▶ [What is expected]: Repeat the full listing below verbatim and keep the images out.

....

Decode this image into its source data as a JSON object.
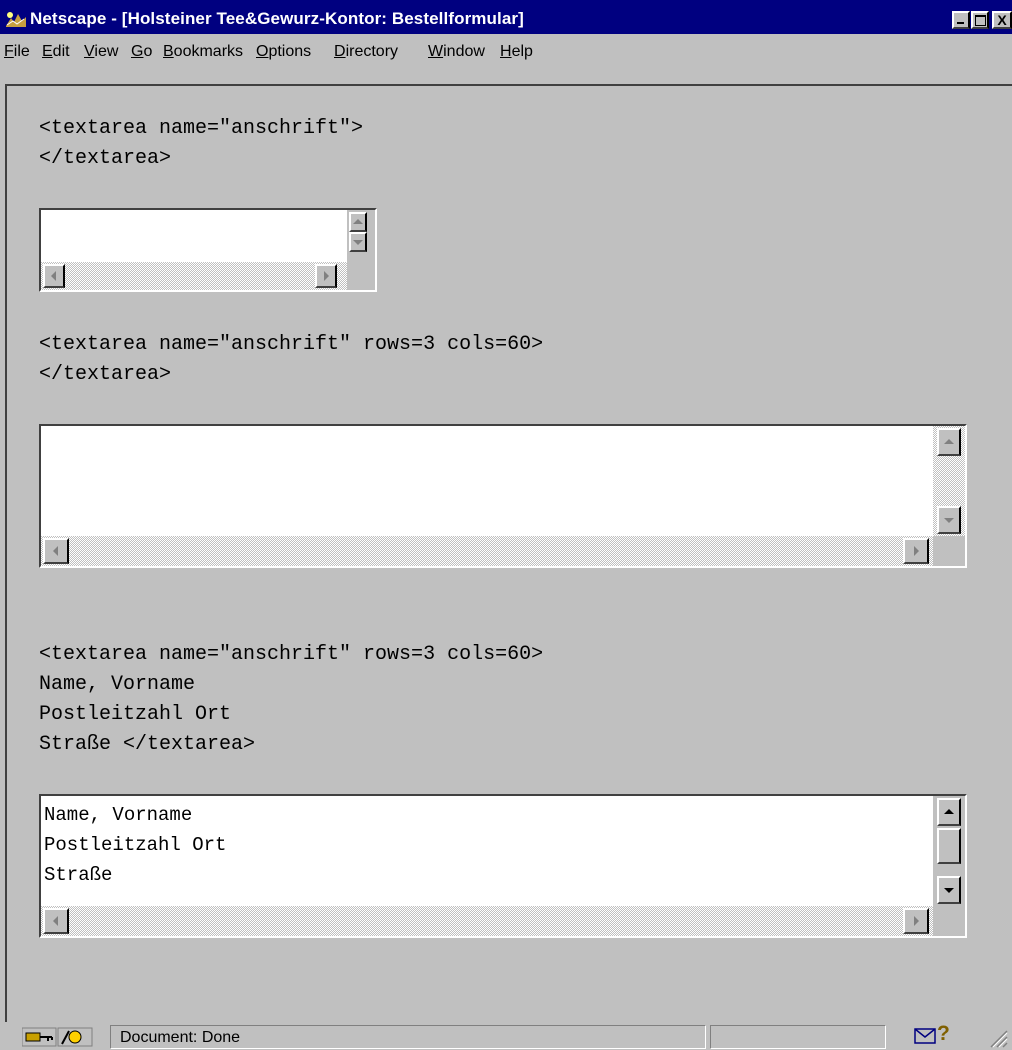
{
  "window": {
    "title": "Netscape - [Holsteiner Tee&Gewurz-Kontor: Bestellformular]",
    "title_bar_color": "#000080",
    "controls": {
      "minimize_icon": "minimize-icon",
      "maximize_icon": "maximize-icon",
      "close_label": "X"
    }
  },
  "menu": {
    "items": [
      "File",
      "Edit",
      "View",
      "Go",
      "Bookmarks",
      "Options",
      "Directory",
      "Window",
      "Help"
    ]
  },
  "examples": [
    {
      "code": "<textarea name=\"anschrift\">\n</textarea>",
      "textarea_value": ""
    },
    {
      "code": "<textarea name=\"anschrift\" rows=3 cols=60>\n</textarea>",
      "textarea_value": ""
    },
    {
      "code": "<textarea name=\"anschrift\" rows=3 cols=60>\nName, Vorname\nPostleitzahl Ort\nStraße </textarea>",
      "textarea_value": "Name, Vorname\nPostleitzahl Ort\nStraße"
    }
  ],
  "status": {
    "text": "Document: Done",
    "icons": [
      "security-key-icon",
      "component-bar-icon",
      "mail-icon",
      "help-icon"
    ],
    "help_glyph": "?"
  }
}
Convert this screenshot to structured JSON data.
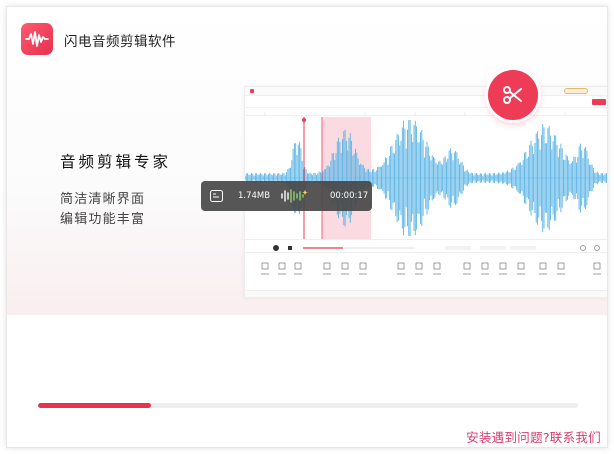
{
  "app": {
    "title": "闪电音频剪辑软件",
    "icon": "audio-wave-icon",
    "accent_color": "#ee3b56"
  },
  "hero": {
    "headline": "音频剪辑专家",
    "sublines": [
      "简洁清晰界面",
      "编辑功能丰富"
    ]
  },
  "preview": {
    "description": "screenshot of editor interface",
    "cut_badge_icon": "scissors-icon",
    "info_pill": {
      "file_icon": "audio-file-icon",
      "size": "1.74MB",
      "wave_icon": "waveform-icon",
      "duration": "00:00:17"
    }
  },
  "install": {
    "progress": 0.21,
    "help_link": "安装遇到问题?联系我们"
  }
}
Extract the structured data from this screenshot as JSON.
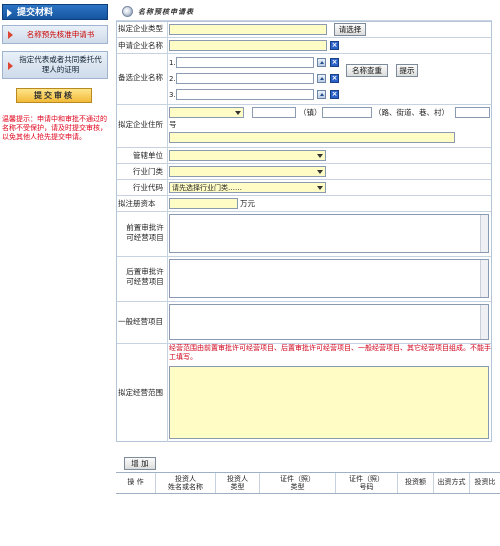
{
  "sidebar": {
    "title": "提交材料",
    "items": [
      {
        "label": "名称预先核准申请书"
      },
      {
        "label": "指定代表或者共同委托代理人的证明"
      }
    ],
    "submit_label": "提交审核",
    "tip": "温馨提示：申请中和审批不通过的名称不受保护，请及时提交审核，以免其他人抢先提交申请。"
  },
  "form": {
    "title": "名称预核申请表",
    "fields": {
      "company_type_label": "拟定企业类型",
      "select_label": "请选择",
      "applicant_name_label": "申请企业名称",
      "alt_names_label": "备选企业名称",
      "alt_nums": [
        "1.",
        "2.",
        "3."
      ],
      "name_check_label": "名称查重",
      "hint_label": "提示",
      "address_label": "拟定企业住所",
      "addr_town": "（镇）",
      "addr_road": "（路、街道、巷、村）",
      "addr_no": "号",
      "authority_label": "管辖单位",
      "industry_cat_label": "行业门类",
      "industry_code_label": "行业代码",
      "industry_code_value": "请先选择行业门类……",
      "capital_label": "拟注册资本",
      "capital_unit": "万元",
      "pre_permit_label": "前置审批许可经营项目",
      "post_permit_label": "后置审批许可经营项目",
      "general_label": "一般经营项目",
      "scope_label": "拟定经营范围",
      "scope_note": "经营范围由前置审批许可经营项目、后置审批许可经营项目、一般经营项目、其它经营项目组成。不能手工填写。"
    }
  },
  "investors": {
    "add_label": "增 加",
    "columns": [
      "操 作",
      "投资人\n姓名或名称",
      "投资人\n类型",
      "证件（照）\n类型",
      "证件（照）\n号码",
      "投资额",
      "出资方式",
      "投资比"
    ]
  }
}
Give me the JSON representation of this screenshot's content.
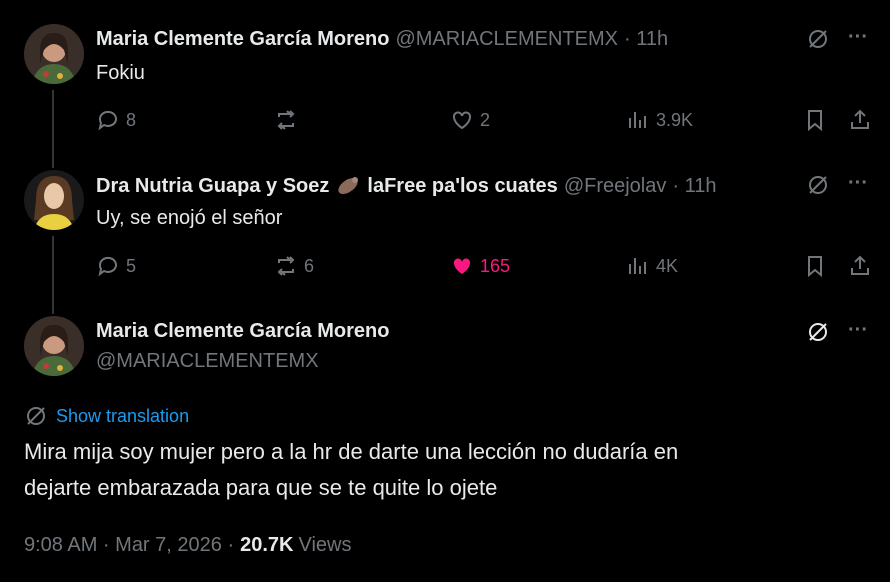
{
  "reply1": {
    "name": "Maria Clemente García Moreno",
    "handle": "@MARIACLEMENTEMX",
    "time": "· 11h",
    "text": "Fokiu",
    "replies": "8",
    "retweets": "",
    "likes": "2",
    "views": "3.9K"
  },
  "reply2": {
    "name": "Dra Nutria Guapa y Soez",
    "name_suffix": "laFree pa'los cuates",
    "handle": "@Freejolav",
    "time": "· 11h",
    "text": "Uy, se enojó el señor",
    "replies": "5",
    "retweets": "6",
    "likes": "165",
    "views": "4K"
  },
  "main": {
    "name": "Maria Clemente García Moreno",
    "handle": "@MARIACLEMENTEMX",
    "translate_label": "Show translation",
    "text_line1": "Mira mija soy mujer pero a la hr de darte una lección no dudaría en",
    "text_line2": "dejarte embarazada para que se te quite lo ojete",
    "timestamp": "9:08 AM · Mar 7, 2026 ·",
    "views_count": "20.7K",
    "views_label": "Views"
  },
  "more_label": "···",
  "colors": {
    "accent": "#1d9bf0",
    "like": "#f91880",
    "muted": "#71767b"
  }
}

....

▶ [Task result]:
Decode this image into its source data as a JSON object.
{
  "window": {
    "title": "Netscape - [Holsteiner Tee&Gewurz-Kontor: Bestellformular]",
    "title_bar_color": "#000080",
    "controls": {
      "minimize_icon": "minimize-icon",
      "maximize_icon": "maximize-icon",
      "close_label": "X"
    }
  },
  "menu": {
    "items": [
      "File",
      "Edit",
      "View",
      "Go",
      "Bookmarks",
      "Options",
      "Directory",
      "Window",
      "Help"
    ]
  },
  "examples": [
    {
      "code": "<textarea name=\"anschrift\">\n</textarea>",
      "textarea_value": ""
    },
    {
      "code": "<textarea name=\"anschrift\" rows=3 cols=60>\n</textarea>",
      "textarea_value": ""
    },
    {
      "code": "<textarea name=\"anschrift\" rows=3 cols=60>\nName, Vorname\nPostleitzahl Ort\nStraße </textarea>",
      "textarea_value": "Name, Vorname\nPostleitzahl Ort\nStraße"
    }
  ],
  "status": {
    "text": "Document: Done",
    "icons": [
      "security-key-icon",
      "component-bar-icon",
      "mail-icon",
      "help-icon"
    ],
    "help_glyph": "?"
  }
}
Convert this screenshot to structured JSON data.
{
  "app": {
    "title": "闪电音频剪辑软件",
    "icon": "audio-wave-icon",
    "accent_color": "#ee3b56"
  },
  "hero": {
    "headline": "音频剪辑专家",
    "sublines": [
      "简洁清晰界面",
      "编辑功能丰富"
    ]
  },
  "preview": {
    "description": "screenshot of editor interface",
    "cut_badge_icon": "scissors-icon",
    "info_pill": {
      "file_icon": "audio-file-icon",
      "size": "1.74MB",
      "wave_icon": "waveform-icon",
      "duration": "00:00:17"
    }
  },
  "install": {
    "progress": 0.21,
    "help_link": "安装遇到问题?联系我们"
  }
}
Extract the structured data from this screenshot as JSON.
{
  "sidebar": {
    "title": "提交材料",
    "items": [
      {
        "label": "名称预先核准申请书"
      },
      {
        "label": "指定代表或者共同委托代理人的证明"
      }
    ],
    "submit_label": "提交审核",
    "tip": "温馨提示：申请中和审批不通过的名称不受保护，请及时提交审核，以免其他人抢先提交申请。"
  },
  "form": {
    "title": "名称预核申请表",
    "fields": {
      "company_type_label": "拟定企业类型",
      "select_label": "请选择",
      "applicant_name_label": "申请企业名称",
      "alt_names_label": "备选企业名称",
      "alt_nums": [
        "1.",
        "2.",
        "3."
      ],
      "name_check_label": "名称查重",
      "hint_label": "提示",
      "address_label": "拟定企业住所",
      "addr_town": "（镇）",
      "addr_road": "（路、街道、巷、村）",
      "addr_no": "号",
      "authority_label": "管辖单位",
      "industry_cat_label": "行业门类",
      "industry_code_label": "行业代码",
      "industry_code_value": "请先选择行业门类……",
      "capital_label": "拟注册资本",
      "capital_unit": "万元",
      "pre_permit_label": "前置审批许可经营项目",
      "post_permit_label": "后置审批许可经营项目",
      "general_label": "一般经营项目",
      "scope_label": "拟定经营范围",
      "scope_note": "经营范围由前置审批许可经营项目、后置审批许可经营项目、一般经营项目、其它经营项目组成。不能手工填写。"
    }
  },
  "investors": {
    "add_label": "增 加",
    "columns": [
      "操 作",
      "投资人\n姓名或名称",
      "投资人\n类型",
      "证件（照）\n类型",
      "证件（照）\n号码",
      "投资额",
      "出资方式",
      "投资比"
    ]
  }
}
Give me the JSON representation of this screenshot's content.
{
  "reply1": {
    "name": "Maria Clemente García Moreno",
    "handle": "@MARIACLEMENTEMX",
    "time": "· 11h",
    "text": "Fokiu",
    "replies": "8",
    "retweets": "",
    "likes": "2",
    "views": "3.9K"
  },
  "reply2": {
    "name": "Dra Nutria Guapa y Soez",
    "name_suffix": "laFree pa'los cuates",
    "handle": "@Freejolav",
    "time": "· 11h",
    "text": "Uy, se enojó el señor",
    "replies": "5",
    "retweets": "6",
    "likes": "165",
    "views": "4K"
  },
  "main": {
    "name": "Maria Clemente García Moreno",
    "handle": "@MARIACLEMENTEMX",
    "translate_label": "Show translation",
    "text_line1": "Mira mija soy mujer pero a la hr de darte una lección no dudaría en",
    "text_line2": "dejarte embarazada para que se te quite lo ojete",
    "timestamp": "9:08 AM · Mar 7, 2026 ·",
    "views_count": "20.7K",
    "views_label": "Views"
  },
  "more_label": "···",
  "colors": {
    "accent": "#1d9bf0",
    "like": "#f91880",
    "muted": "#71767b"
  }
}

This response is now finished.